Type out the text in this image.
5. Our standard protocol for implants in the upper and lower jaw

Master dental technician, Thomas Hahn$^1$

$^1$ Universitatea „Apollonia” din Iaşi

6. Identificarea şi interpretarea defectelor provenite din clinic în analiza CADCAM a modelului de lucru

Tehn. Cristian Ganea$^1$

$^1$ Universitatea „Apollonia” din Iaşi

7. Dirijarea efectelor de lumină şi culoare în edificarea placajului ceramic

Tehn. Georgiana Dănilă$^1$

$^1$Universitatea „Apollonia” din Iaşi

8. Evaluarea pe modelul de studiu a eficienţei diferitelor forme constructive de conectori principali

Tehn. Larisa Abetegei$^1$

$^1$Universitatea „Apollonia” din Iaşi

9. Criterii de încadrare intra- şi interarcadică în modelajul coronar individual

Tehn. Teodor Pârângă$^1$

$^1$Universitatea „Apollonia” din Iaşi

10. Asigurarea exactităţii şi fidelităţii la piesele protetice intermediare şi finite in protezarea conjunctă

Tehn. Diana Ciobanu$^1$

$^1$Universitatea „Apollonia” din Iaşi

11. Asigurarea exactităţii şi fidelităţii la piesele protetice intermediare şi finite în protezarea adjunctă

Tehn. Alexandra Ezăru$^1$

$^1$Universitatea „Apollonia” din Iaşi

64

--------

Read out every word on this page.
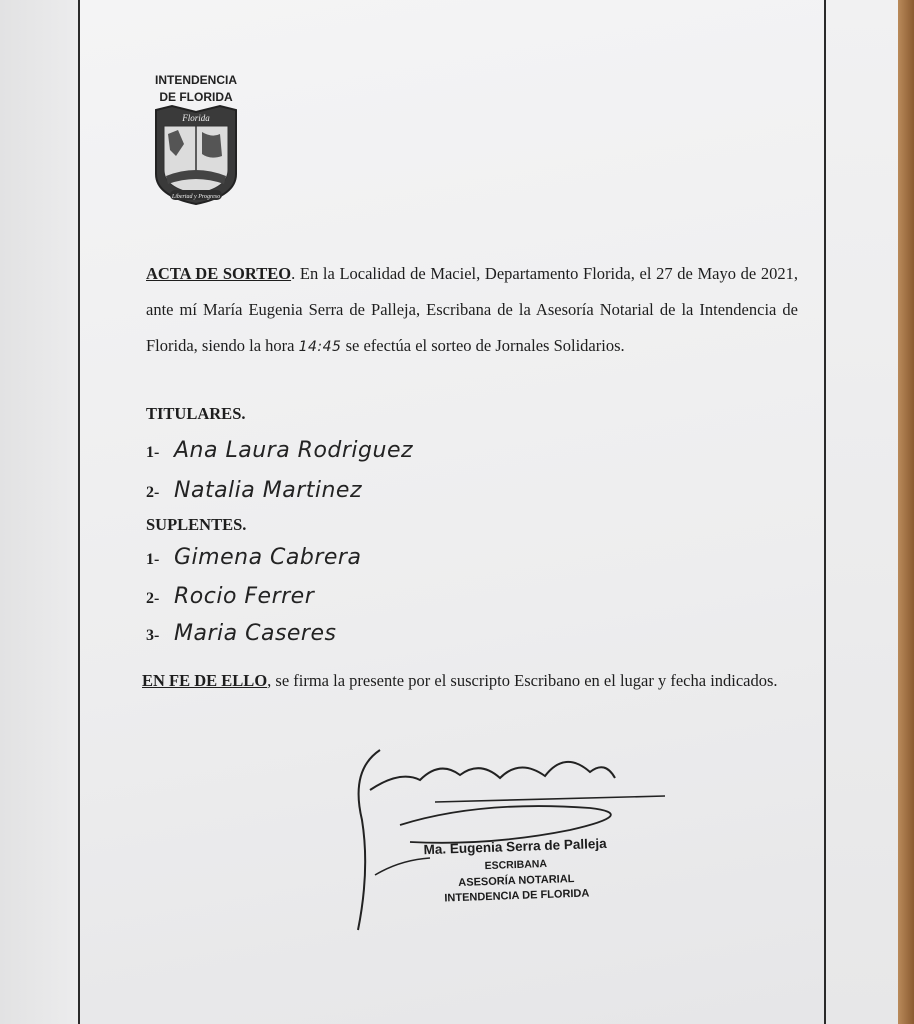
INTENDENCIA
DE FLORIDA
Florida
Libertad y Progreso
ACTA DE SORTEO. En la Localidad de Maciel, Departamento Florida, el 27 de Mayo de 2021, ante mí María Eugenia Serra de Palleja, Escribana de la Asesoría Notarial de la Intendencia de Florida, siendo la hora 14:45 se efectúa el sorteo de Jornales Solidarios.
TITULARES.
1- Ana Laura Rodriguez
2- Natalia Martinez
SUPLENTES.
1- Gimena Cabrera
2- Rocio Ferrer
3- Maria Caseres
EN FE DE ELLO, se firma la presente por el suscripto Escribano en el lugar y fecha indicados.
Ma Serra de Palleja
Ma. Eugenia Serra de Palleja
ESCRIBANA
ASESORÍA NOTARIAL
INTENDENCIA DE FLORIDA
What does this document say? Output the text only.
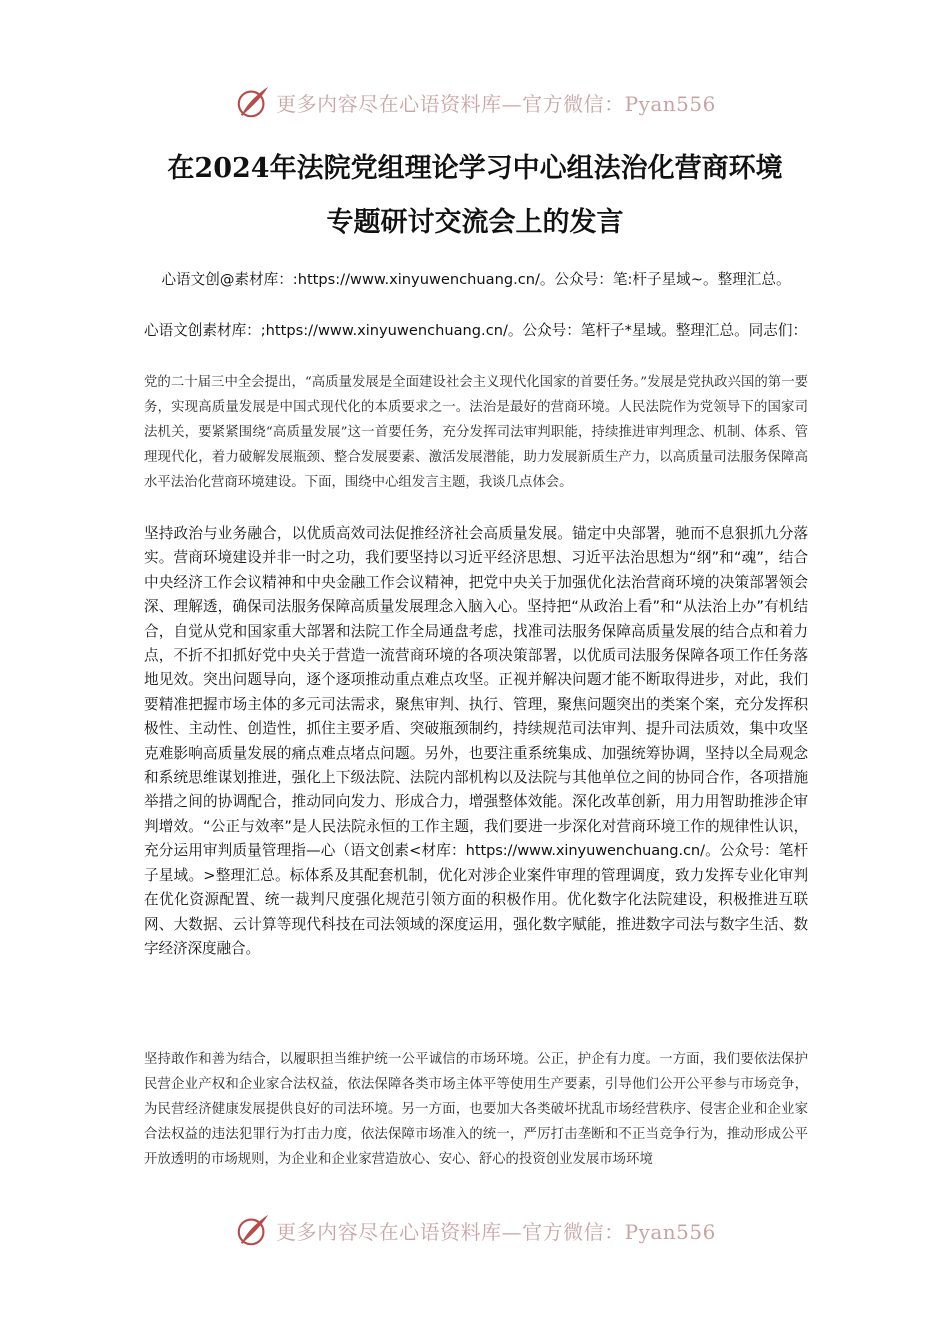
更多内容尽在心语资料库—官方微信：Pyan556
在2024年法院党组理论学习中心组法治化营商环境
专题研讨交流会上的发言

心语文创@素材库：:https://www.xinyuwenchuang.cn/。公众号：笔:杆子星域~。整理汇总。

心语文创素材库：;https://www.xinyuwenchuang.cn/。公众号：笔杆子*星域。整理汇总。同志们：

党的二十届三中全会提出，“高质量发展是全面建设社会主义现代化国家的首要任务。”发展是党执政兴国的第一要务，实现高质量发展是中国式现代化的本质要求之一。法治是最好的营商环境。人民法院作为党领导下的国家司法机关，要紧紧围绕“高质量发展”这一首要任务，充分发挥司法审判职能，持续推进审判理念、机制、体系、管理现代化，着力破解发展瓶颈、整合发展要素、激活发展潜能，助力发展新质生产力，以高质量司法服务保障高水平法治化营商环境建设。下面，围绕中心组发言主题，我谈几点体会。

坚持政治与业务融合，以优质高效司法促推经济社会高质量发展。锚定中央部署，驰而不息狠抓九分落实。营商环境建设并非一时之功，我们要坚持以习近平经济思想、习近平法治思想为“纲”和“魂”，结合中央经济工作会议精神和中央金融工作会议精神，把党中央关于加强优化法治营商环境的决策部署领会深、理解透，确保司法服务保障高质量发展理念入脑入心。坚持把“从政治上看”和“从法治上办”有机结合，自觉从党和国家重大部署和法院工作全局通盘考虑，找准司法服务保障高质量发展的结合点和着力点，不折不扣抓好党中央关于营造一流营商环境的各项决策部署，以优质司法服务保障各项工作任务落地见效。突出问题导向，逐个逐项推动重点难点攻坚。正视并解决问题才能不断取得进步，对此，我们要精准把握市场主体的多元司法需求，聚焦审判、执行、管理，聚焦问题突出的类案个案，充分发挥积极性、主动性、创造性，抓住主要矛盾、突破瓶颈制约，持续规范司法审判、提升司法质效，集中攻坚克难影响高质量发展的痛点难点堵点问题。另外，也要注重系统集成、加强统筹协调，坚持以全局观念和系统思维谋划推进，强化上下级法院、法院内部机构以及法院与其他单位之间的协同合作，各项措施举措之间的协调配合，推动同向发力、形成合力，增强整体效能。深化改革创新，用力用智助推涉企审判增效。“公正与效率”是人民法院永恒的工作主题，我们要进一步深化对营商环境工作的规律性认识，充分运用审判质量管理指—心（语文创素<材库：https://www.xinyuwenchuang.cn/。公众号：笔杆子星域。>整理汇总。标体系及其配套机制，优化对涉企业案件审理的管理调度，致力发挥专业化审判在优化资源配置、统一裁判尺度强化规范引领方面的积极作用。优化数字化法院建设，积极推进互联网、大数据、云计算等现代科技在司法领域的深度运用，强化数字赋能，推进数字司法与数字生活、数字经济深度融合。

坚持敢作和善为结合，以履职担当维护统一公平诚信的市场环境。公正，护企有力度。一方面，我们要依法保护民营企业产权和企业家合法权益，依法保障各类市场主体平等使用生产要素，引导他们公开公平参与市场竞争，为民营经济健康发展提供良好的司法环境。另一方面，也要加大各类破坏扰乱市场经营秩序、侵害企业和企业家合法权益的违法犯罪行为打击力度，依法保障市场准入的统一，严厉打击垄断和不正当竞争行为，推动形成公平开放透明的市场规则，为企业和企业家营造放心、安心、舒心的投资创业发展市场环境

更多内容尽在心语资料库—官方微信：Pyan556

--------

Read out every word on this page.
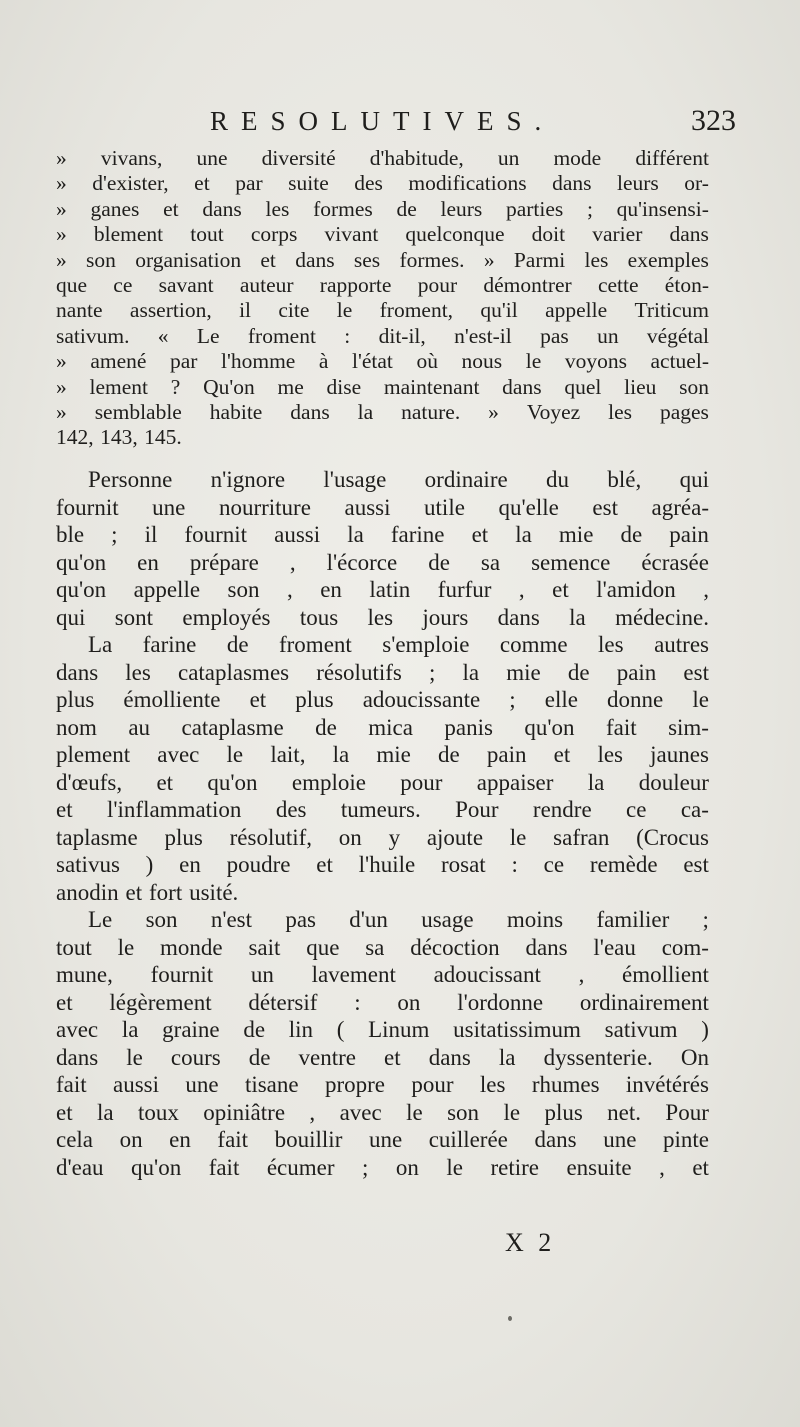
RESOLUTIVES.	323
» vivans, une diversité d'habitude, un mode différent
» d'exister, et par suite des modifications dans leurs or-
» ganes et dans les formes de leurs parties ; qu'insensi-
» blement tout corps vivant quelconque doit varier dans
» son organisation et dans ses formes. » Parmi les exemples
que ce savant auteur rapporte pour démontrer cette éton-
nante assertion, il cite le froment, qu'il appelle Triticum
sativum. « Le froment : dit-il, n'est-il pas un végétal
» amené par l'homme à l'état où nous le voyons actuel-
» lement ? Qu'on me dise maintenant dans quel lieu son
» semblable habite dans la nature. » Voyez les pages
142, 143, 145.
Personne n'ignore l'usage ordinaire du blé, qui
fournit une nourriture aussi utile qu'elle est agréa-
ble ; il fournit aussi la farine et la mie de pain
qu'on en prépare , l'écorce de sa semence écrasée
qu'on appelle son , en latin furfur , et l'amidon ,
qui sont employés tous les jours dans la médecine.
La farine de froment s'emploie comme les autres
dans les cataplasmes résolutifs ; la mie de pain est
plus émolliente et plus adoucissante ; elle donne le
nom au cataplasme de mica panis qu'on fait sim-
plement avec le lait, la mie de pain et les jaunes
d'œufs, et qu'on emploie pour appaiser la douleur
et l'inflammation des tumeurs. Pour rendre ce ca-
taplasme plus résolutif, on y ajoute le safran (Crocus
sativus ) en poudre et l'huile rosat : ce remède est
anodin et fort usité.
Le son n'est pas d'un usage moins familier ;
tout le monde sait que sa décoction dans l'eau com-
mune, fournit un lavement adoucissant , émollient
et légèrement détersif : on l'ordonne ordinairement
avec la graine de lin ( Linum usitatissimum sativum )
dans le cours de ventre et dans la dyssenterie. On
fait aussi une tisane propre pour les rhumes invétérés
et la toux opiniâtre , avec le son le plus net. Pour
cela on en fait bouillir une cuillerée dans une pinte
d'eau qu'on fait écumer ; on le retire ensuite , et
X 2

--------

Identify each line of the material where the word "tout" shows up, and copy it.

» **WRITTEN REPLY**
» blement tout corps vivant quelconque doit varier dans
tout le monde sait que sa décoction dans l'eau com-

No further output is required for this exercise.